> [Short task]: Copy out word for word the items from the line containing "queue-row[interactable]: A001 Kamal" through the line containing "stat-card-waiting: Waiting 2", with both of those lines included.

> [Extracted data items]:
---

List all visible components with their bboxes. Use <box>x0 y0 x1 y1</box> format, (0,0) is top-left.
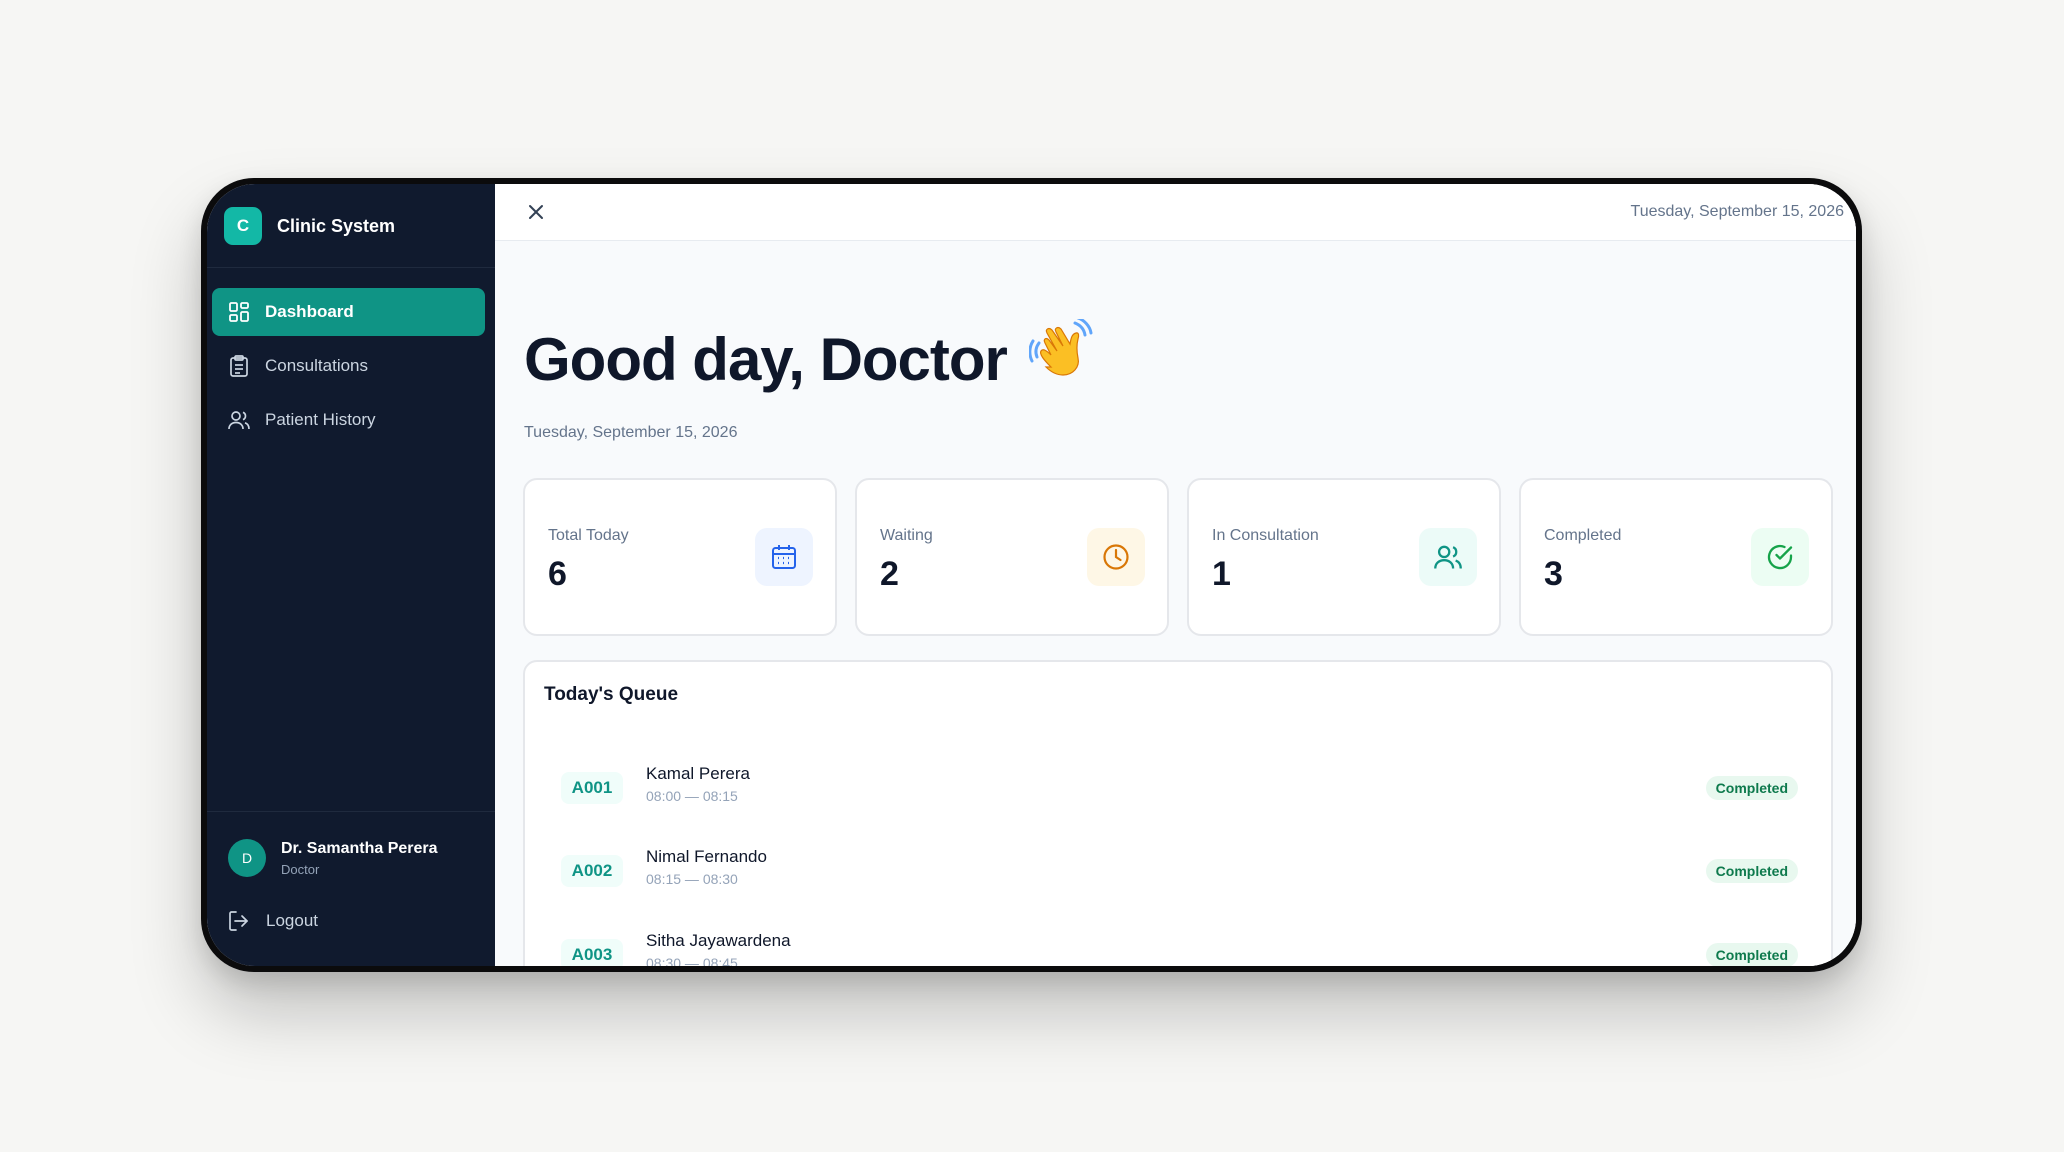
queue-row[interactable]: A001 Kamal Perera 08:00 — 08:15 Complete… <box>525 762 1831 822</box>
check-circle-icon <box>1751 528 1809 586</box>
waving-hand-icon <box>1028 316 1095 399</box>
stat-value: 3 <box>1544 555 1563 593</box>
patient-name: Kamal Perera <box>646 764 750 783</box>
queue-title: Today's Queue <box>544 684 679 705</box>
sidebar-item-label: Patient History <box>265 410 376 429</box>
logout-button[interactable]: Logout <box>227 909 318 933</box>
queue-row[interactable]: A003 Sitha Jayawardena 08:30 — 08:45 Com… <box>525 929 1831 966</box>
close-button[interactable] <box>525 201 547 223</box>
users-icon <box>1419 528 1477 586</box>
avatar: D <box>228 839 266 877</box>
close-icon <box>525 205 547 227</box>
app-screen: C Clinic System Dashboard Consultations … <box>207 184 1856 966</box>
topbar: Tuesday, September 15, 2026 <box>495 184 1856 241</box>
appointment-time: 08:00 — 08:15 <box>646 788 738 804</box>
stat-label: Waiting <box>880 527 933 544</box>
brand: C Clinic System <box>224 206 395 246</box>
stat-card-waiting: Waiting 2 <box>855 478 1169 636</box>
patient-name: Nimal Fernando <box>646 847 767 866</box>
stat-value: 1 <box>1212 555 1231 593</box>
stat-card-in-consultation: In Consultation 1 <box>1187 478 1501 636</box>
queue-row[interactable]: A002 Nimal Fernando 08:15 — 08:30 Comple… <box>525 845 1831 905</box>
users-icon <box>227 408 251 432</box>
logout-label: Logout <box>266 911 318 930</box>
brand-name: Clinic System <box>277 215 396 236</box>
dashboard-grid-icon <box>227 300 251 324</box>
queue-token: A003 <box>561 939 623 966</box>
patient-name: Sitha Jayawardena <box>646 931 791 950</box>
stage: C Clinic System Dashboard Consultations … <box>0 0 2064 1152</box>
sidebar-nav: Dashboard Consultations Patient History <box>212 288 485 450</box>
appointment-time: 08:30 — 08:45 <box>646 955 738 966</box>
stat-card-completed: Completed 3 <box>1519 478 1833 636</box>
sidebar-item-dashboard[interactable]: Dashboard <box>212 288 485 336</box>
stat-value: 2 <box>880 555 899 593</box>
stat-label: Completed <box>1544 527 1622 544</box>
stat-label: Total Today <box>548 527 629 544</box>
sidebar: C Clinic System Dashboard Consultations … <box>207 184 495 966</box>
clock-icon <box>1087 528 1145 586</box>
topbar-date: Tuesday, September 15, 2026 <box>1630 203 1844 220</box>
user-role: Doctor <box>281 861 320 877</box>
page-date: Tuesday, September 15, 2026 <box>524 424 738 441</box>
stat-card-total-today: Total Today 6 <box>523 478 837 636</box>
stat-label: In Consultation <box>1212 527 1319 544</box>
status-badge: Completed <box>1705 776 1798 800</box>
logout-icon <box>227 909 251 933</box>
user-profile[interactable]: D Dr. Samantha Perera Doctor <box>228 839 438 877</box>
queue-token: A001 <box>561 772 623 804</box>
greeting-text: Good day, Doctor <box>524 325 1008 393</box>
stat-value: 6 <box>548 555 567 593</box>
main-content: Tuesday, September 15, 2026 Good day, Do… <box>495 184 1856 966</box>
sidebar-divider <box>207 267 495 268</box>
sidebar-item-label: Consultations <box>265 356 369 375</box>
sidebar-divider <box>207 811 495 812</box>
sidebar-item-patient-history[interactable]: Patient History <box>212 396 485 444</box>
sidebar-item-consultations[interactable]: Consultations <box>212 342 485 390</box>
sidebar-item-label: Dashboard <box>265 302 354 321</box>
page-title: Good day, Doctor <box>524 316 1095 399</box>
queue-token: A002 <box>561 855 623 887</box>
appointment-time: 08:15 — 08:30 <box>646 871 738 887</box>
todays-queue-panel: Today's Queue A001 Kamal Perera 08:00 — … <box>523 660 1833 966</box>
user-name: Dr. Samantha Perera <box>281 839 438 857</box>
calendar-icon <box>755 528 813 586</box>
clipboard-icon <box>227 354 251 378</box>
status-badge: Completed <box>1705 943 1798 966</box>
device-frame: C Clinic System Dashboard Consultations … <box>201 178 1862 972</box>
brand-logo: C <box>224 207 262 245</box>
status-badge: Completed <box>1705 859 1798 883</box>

---

> [Reply to the exercise]:
queue-row[interactable]: A001 Kamal Perera 08:00 — 08:15 Complete… <box>525 762 1831 822</box>
check-circle-icon <box>1751 528 1809 586</box>
waving-hand-icon <box>1028 316 1095 399</box>
stat-value: 3 <box>1544 555 1563 593</box>
patient-name: Kamal Perera <box>646 764 750 783</box>
queue-title: Today's Queue <box>544 684 679 705</box>
sidebar-item-label: Patient History <box>265 410 376 429</box>
logout-button[interactable]: Logout <box>227 909 318 933</box>
queue-row[interactable]: A003 Sitha Jayawardena 08:30 — 08:45 Com… <box>525 929 1831 966</box>
close-button[interactable] <box>525 201 547 223</box>
users-icon <box>1419 528 1477 586</box>
avatar: D <box>228 839 266 877</box>
close-icon <box>525 205 547 227</box>
app-screen: C Clinic System Dashboard Consultations … <box>207 184 1856 966</box>
topbar: Tuesday, September 15, 2026 <box>495 184 1856 241</box>
appointment-time: 08:00 — 08:15 <box>646 788 738 804</box>
stat-label: Waiting <box>880 527 933 544</box>
brand: C Clinic System <box>224 206 395 246</box>
stat-card-waiting: Waiting 2 <box>855 478 1169 636</box>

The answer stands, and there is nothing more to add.